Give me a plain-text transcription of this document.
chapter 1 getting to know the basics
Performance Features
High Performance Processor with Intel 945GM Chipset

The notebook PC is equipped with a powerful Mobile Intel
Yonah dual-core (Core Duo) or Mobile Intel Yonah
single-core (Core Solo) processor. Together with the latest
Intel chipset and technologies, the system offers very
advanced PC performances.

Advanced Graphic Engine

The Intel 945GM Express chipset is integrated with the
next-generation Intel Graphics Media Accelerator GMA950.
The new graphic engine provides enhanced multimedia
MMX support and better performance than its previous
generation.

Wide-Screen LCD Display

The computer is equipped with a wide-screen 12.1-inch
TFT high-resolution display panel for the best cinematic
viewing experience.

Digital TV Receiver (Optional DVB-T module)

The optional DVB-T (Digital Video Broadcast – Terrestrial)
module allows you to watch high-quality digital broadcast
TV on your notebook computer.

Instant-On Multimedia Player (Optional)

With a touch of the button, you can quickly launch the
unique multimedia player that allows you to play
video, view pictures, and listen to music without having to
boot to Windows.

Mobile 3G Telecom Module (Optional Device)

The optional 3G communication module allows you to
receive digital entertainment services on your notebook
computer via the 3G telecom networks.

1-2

++++++++

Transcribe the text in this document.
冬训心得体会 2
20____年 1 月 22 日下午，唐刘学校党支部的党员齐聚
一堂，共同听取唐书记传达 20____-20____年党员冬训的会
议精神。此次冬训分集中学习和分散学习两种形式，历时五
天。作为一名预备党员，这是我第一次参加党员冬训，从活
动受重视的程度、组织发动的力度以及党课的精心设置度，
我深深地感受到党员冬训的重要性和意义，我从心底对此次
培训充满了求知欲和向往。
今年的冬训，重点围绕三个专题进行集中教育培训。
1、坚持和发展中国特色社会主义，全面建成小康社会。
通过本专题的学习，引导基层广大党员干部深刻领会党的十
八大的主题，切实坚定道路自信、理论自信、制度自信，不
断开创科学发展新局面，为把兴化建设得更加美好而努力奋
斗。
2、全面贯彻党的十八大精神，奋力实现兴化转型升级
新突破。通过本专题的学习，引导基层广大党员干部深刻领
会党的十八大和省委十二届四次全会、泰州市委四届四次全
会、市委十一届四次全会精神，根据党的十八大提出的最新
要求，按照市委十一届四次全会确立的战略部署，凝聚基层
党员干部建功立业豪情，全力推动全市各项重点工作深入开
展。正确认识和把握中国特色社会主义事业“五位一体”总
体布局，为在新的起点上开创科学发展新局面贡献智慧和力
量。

++++++++

**What the task requires**
Return the lines of the records that include the string "computer".

**Exercise result**
The computer is equipped with a wide-screen 12.1-inch
TV on your notebook computer.
computer via the 3G telecom networks.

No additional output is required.